## [Items]
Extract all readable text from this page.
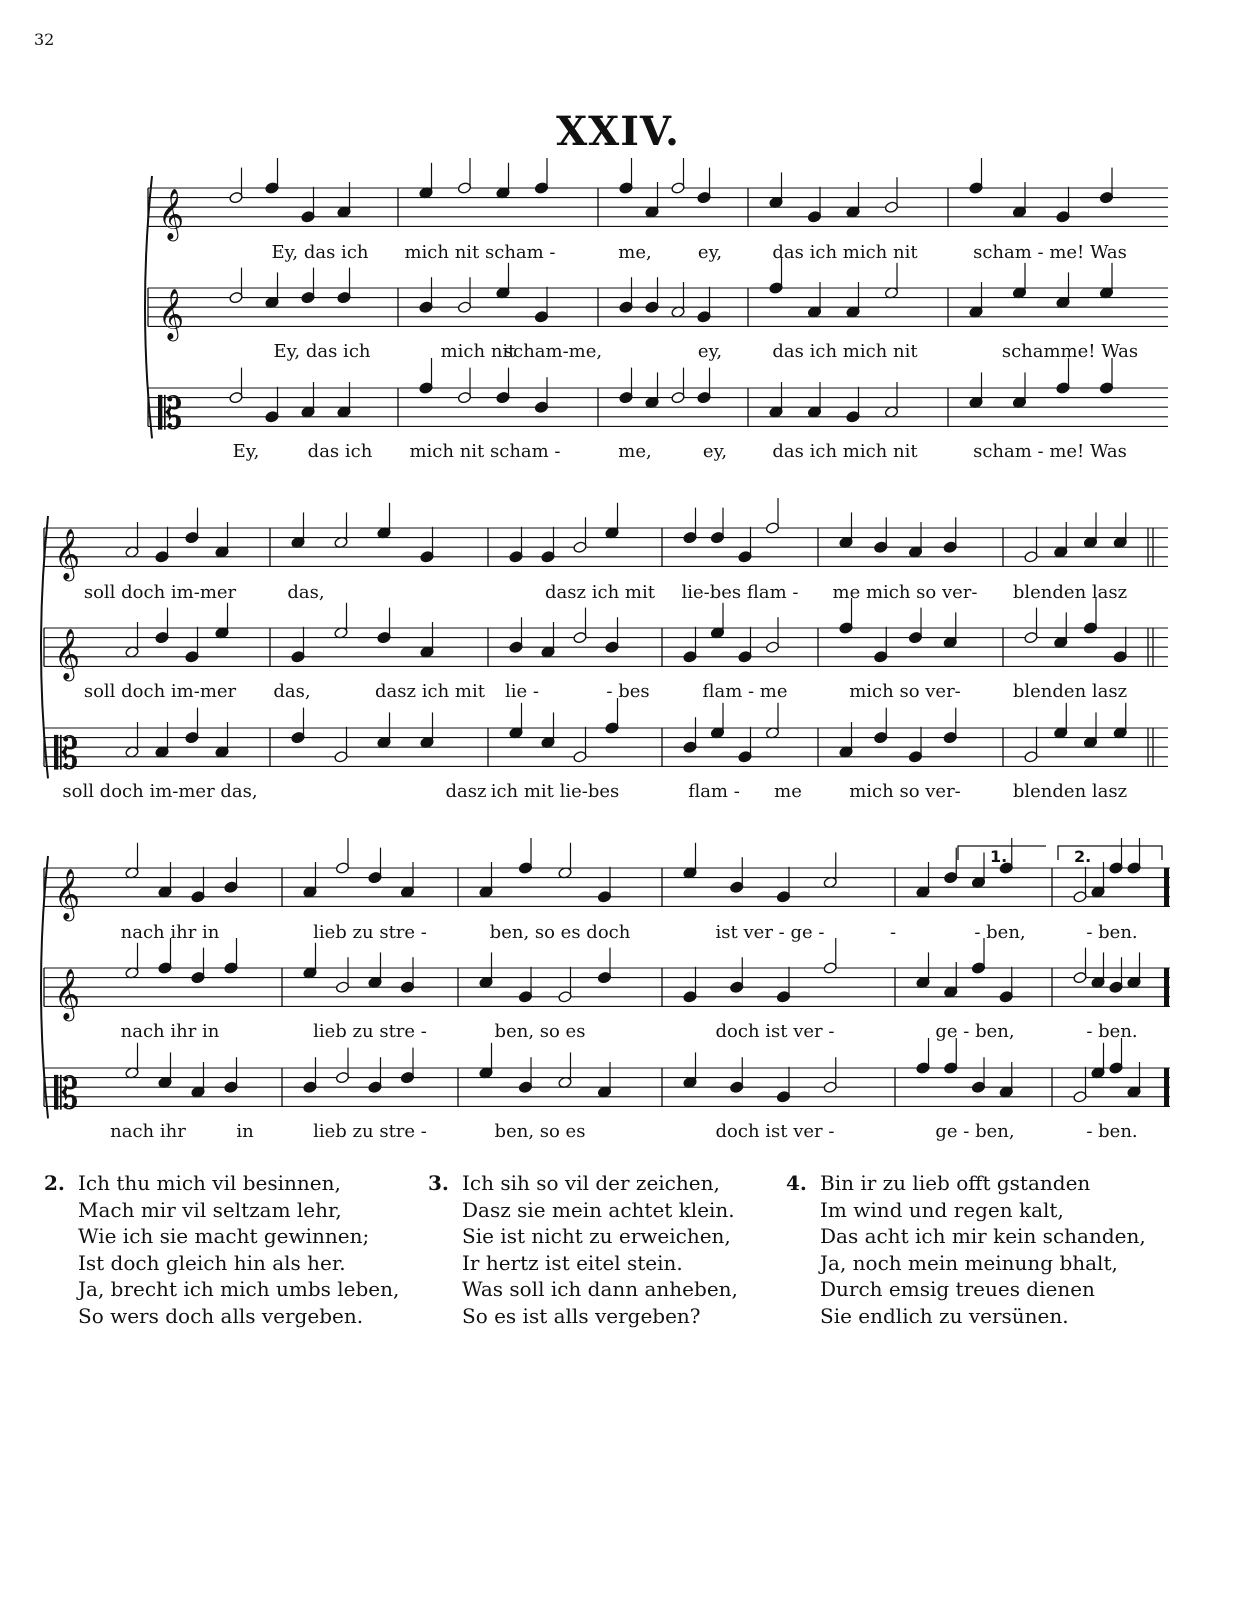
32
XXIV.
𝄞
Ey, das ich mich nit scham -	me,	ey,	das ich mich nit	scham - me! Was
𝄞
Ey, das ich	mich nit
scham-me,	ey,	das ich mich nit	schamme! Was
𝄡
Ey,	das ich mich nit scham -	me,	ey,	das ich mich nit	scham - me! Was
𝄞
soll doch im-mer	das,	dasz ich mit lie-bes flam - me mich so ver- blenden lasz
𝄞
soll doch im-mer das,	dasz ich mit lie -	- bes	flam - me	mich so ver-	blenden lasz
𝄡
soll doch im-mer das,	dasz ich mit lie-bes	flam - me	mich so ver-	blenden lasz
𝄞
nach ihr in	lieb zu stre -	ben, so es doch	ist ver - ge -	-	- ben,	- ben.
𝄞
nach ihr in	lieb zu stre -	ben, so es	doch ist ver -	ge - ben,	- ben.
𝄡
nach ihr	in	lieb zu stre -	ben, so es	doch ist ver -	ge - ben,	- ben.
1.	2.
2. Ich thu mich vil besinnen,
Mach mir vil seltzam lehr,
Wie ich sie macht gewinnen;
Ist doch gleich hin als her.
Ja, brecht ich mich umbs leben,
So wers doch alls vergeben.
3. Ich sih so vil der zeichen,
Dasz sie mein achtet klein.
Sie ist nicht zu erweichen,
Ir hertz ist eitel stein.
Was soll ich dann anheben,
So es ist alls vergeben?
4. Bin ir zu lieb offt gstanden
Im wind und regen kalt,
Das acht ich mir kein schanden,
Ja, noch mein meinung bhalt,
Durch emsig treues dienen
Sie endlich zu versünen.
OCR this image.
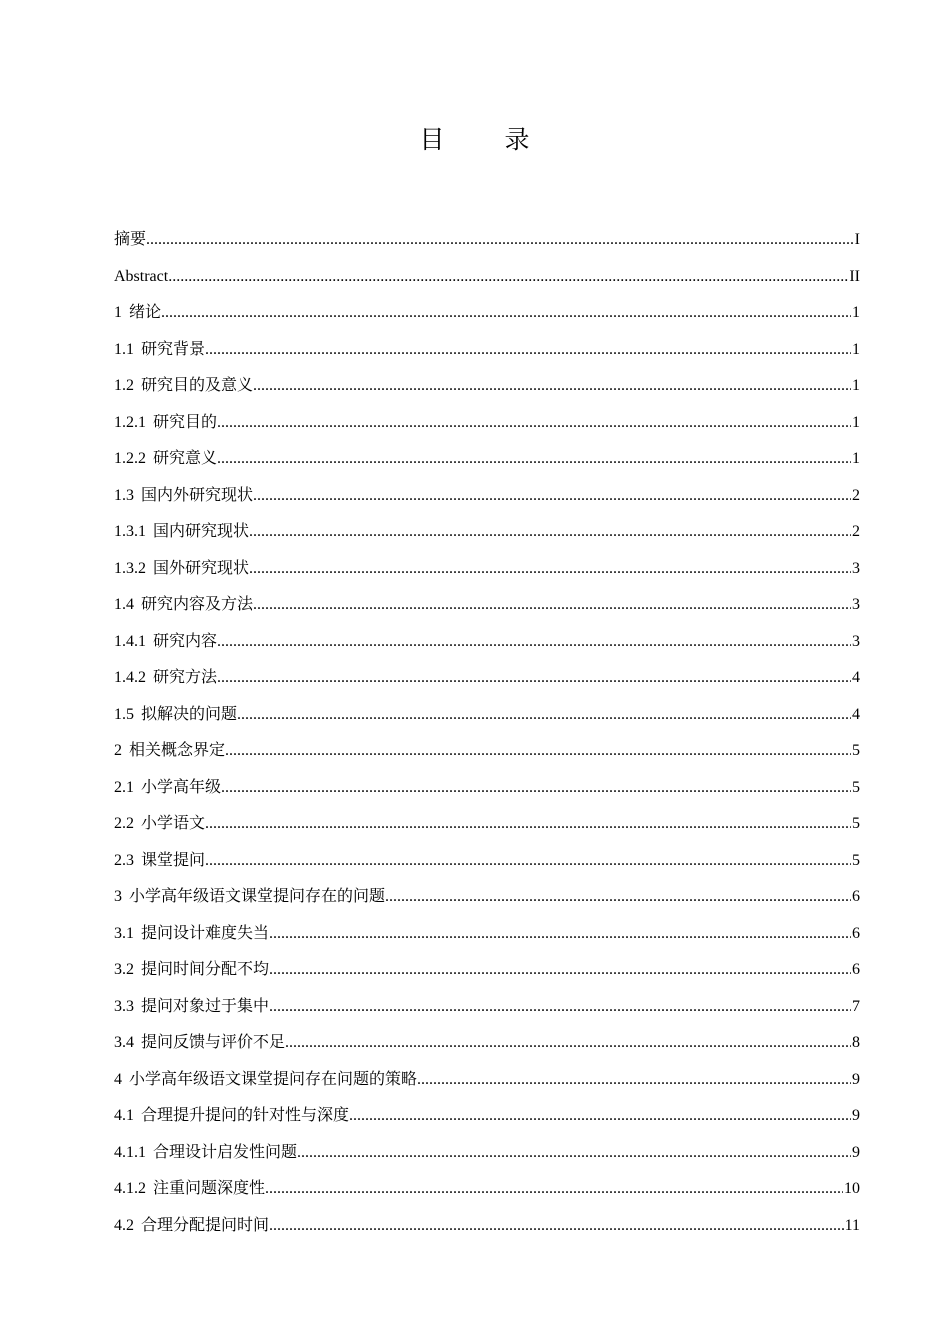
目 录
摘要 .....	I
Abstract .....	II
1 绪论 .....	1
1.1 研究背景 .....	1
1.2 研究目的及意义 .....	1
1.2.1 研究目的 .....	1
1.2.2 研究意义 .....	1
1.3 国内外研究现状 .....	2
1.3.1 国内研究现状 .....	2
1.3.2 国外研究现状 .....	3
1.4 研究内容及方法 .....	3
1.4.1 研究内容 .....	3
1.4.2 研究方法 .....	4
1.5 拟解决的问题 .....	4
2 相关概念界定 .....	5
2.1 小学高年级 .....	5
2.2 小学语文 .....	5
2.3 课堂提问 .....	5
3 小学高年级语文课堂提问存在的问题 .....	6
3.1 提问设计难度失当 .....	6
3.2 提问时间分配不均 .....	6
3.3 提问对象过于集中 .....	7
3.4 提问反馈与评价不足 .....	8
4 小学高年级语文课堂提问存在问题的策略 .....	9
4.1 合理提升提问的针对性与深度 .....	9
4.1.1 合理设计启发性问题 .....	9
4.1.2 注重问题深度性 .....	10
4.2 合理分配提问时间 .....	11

## [Exercise instructions]
Copy every record above exactly as written, but leave out the pictures.

## [Answer]
Extract all readable text from this page.
32
XXIV.
𝄞
Ey, das ich mich nit scham -	me,	ey,	das ich mich nit	scham - me! Was
𝄞
Ey, das ich	mich nit
scham-me,	ey,	das ich mich nit	schamme! Was
𝄡
Ey,	das ich mich nit scham -	me,	ey,	das ich mich nit	scham - me! Was
𝄞
soll doch im-mer	das,	dasz ich mit lie-bes flam - me mich so ver- blenden lasz
𝄞
soll doch im-mer das,	dasz ich mit lie -	- bes	flam - me	mich so ver-	blenden lasz
𝄡
soll doch im-mer das,	dasz ich mit lie-bes	flam - me	mich so ver-	blenden lasz
𝄞
nach ihr in	lieb zu stre -	ben, so es doch	ist ver - ge -	-	- ben,	- ben.
𝄞
nach ihr in	lieb zu stre -	ben, so es	doch ist ver -	ge - ben,	- ben.
𝄡
nach ihr	in	lieb zu stre -	ben, so es	doch ist ver -	ge - ben,	- ben.
1.	2.
2. Ich thu mich vil besinnen,
Mach mir vil seltzam lehr,
Wie ich sie macht gewinnen;
Ist doch gleich hin als her.
Ja, brecht ich mich umbs leben,
So wers doch alls vergeben.
3. Ich sih so vil der zeichen,
Dasz sie mein achtet klein.
Sie ist nicht zu erweichen,
Ir hertz ist eitel stein.
Was soll ich dann anheben,
So es ist alls vergeben?
4. Bin ir zu lieb offt gstanden
Im wind und regen kalt,
Das acht ich mir kein schanden,
Ja, noch mein meinung bhalt,
Durch emsig treues dienen
Sie endlich zu versünen.
OCR this image.
目 录
摘要 .....	I
Abstract .....	II
1 绪论 .....	1
1.1 研究背景 .....	1
1.2 研究目的及意义 .....	1
1.2.1 研究目的 .....	1
1.2.2 研究意义 .....	1
1.3 国内外研究现状 .....	2
1.3.1 国内研究现状 .....	2
1.3.2 国外研究现状 .....	3
1.4 研究内容及方法 .....	3
1.4.1 研究内容 .....	3
1.4.2 研究方法 .....	4
1.5 拟解决的问题 .....	4
2 相关概念界定 .....	5
2.1 小学高年级 .....	5
2.2 小学语文 .....	5
2.3 课堂提问 .....	5
3 小学高年级语文课堂提问存在的问题 .....	6
3.1 提问设计难度失当 .....	6
3.2 提问时间分配不均 .....	6
3.3 提问对象过于集中 .....	7
3.4 提问反馈与评价不足 .....	8
4 小学高年级语文课堂提问存在问题的策略 .....	9
4.1 合理提升提问的针对性与深度 .....	9
4.1.1 合理设计启发性问题 .....	9
4.1.2 注重问题深度性 .....	10
4.2 合理分配提问时间 .....	11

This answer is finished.